Task objective: Quote the thread on developer and machine productivity word for word, starting at "Yeah that's a" and ending at "talking about, anyway.".
***** Source *****
The question is whether it is possible to do both at once, hence Mike's point about the ideal language needing to find the right high-level abstractions (machine-efficient and developer-intuitive). What we currently have is somewhere in-between, but more towards the machine-efficient side. It's quite easy to produce inefficient code, without realising it, in today's high-level languages.


>Your approach is to optimize for developer productivity. Mike's is to optimize for machine productivity.

Yeah that's a valid point. And it's probably just my lack of experience in language design or just general naïveté. It seems like for most devices (modern smartphones, tablets, traditional computers) are fast enough that we'd be better served focusing on developer productivity in newer languages. Sure, they'll never compete with C in terms of efficiency.

Besides, I can still easily create terribly inefficient code in C ;)


Devices maybe but servers less so, if you can get a 100x performance increase from going g from say PHP to LuaJIT then you can save a lot of money without a productivity loss.


Definitely. But you're also not going to stand to gain as much from writing some of the tools I'm talking about, anyway.

There will definitely always been places where software efficiency trumps programmer efficiency, but for a lot of cases, it doesn't. It's still important, just not always the most important.


I think the same. I have dream to build one myself, but lack the expertise and the time for it. However, I think on it very similar to how build a "normal" app: The end-user, thinking in the most tedious work (like debugging, pass data & transformation, etc) then think in how could be it write. In fact I look at my past projects and try to remember what were the parts that waste more time...

But is certainly harder than think: How make recursion?


Check out the TRIPS/EDGE architecture: http://www.cs.utexas.edu/~trips/overview.html

It uses dataflow to efficiently execute individual instructions while atomically committing groups of instructions to preserve understandable semantics. While tiled architectures are common now, most of them have one core per tile. TRIPS built a large, high-performance core out of simple tiles so it can run different types of code efficiently.
***** Records shown *****
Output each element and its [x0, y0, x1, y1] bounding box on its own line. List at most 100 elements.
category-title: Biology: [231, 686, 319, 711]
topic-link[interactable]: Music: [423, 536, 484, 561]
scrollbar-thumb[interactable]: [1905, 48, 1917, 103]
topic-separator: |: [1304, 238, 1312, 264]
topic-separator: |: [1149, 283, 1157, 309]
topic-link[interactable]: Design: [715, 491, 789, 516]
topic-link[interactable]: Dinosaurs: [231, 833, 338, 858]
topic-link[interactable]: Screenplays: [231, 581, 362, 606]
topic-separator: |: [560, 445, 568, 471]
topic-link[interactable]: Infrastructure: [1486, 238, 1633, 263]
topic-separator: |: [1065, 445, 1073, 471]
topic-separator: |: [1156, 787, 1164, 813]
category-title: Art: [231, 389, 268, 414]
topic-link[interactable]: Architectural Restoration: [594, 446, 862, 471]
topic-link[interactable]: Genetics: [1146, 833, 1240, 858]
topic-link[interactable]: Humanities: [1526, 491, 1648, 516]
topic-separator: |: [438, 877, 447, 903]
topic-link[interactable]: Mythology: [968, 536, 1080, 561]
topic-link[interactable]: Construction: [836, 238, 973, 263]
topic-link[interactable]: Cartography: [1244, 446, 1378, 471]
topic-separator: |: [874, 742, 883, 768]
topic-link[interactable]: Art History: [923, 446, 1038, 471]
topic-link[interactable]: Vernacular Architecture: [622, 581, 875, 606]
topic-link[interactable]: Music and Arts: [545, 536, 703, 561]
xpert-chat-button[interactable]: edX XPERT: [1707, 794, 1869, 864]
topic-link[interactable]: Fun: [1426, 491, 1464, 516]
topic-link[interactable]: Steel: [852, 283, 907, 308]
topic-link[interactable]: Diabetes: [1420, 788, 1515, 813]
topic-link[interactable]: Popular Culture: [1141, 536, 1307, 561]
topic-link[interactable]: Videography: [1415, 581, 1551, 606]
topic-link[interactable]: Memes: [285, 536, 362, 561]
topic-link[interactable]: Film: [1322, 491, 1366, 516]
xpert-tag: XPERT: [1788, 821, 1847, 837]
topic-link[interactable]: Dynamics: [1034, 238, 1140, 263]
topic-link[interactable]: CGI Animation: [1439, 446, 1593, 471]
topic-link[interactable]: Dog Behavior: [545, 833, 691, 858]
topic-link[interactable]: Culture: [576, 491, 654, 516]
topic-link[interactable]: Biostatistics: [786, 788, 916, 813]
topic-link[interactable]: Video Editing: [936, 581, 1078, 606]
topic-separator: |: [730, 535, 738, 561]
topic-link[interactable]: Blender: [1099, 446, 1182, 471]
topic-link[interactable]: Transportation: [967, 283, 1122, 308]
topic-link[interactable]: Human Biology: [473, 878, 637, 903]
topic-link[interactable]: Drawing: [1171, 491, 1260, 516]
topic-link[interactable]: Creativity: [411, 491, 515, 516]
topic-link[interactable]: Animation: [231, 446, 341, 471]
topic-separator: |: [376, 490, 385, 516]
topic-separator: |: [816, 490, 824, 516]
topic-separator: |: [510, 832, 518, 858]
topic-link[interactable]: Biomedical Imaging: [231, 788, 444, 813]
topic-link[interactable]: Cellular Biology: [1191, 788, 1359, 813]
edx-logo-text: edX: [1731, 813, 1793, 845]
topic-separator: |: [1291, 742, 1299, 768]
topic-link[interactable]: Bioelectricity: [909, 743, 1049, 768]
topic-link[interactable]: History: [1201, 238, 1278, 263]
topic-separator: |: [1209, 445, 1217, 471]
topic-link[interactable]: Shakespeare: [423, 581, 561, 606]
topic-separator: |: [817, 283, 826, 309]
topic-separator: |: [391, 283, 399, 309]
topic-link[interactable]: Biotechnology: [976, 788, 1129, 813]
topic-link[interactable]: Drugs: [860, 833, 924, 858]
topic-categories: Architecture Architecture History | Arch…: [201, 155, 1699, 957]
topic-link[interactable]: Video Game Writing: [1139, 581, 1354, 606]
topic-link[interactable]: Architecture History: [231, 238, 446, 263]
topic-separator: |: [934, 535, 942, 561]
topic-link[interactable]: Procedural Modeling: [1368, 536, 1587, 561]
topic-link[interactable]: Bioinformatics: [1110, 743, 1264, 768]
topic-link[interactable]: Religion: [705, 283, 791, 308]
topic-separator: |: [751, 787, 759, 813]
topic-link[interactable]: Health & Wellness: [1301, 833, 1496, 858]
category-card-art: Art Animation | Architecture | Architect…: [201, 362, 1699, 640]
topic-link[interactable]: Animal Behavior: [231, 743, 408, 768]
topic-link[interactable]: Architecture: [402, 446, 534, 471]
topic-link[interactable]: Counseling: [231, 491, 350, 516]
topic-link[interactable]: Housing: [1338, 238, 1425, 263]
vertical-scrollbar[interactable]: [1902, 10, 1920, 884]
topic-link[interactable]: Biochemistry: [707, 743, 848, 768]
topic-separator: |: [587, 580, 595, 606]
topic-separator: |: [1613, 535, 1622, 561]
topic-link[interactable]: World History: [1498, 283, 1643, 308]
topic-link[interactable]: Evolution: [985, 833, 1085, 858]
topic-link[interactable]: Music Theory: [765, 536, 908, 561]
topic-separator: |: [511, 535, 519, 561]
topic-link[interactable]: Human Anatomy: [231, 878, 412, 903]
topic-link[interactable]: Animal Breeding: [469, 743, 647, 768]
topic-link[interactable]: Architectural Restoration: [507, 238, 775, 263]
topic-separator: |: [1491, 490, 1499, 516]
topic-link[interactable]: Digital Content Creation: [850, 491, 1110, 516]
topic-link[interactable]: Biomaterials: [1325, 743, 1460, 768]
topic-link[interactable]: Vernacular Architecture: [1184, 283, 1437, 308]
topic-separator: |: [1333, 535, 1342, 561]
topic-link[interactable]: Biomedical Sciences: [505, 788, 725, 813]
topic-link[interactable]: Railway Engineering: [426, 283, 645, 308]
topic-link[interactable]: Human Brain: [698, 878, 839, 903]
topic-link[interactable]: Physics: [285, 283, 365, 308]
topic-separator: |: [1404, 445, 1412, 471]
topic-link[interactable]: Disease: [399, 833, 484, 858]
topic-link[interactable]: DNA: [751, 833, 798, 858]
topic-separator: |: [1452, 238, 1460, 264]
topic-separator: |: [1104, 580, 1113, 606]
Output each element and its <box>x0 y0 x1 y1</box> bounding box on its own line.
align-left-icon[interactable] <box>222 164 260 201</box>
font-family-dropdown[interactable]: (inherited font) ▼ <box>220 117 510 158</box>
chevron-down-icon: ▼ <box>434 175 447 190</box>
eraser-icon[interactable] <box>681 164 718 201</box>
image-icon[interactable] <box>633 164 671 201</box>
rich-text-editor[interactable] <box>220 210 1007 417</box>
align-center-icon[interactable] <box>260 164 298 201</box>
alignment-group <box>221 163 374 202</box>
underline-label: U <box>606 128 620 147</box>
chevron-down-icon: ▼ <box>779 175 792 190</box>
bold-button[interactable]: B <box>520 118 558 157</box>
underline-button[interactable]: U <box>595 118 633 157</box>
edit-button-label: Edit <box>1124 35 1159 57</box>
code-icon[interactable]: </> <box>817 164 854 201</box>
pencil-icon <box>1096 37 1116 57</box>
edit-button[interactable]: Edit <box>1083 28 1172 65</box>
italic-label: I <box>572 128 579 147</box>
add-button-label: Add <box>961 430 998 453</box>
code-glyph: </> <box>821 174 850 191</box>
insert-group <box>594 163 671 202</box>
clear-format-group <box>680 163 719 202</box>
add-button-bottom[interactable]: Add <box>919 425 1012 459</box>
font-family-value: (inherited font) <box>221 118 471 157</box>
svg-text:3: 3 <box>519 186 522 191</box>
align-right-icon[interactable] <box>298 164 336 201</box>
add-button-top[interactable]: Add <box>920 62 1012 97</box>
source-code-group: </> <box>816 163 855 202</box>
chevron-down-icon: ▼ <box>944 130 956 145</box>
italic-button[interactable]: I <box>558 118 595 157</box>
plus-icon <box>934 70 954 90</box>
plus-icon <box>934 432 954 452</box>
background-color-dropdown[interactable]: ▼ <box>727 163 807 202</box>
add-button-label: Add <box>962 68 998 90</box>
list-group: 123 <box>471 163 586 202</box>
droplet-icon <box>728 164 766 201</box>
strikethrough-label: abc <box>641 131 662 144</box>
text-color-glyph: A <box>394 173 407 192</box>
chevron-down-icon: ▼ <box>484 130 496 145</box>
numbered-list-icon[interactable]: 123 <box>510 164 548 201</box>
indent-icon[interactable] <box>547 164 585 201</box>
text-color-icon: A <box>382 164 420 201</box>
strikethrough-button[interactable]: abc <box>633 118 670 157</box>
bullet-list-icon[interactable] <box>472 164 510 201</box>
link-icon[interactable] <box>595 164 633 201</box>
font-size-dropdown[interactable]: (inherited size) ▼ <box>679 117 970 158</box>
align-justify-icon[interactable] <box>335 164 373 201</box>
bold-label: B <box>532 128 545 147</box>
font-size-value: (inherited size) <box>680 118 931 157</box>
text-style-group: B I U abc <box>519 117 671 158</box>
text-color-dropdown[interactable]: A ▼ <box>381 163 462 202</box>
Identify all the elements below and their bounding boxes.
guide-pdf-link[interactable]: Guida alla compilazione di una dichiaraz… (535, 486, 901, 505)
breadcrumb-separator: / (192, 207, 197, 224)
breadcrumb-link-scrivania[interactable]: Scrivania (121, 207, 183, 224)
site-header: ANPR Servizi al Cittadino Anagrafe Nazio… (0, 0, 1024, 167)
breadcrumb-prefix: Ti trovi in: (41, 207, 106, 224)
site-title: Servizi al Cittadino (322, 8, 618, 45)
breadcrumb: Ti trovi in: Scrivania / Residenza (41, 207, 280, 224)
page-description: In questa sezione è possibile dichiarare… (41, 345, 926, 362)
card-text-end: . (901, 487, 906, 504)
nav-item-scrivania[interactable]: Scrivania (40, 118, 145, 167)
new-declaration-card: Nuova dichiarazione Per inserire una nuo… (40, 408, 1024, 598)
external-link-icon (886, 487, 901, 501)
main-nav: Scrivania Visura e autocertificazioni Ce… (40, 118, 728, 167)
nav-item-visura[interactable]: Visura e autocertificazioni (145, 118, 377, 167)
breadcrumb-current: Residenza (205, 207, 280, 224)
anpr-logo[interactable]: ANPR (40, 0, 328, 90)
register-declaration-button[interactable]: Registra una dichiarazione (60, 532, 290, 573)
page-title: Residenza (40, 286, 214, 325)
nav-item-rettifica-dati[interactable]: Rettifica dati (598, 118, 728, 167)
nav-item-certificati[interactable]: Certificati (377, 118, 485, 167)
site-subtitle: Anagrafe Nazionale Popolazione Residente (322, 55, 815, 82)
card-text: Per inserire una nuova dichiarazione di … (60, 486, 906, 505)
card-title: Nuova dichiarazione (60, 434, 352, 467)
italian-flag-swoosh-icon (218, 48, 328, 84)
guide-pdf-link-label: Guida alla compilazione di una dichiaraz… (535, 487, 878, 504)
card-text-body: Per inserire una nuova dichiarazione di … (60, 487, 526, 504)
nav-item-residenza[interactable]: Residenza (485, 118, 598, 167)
*****
The result:
Yeah that's a valid point. And it's probably just my lack of experience in language design or just general naïveté. It seems like for most devices (modern smartphones, tablets, traditional computers) are fast enough that we'd be better served focusing on developer productivity in newer languages. Sure, they'll never compete with C in terms of efficiency.

Besides, I can still easily create terribly inefficient code in C ;)


Devices maybe but servers less so, if you can get a 100x performance increase from going g from say PHP to LuaJIT then you can save a lot of money without a productivity loss.


Definitely. But you're also not going to stand to gain as much from writing some of the tools I'm talking about, anyway.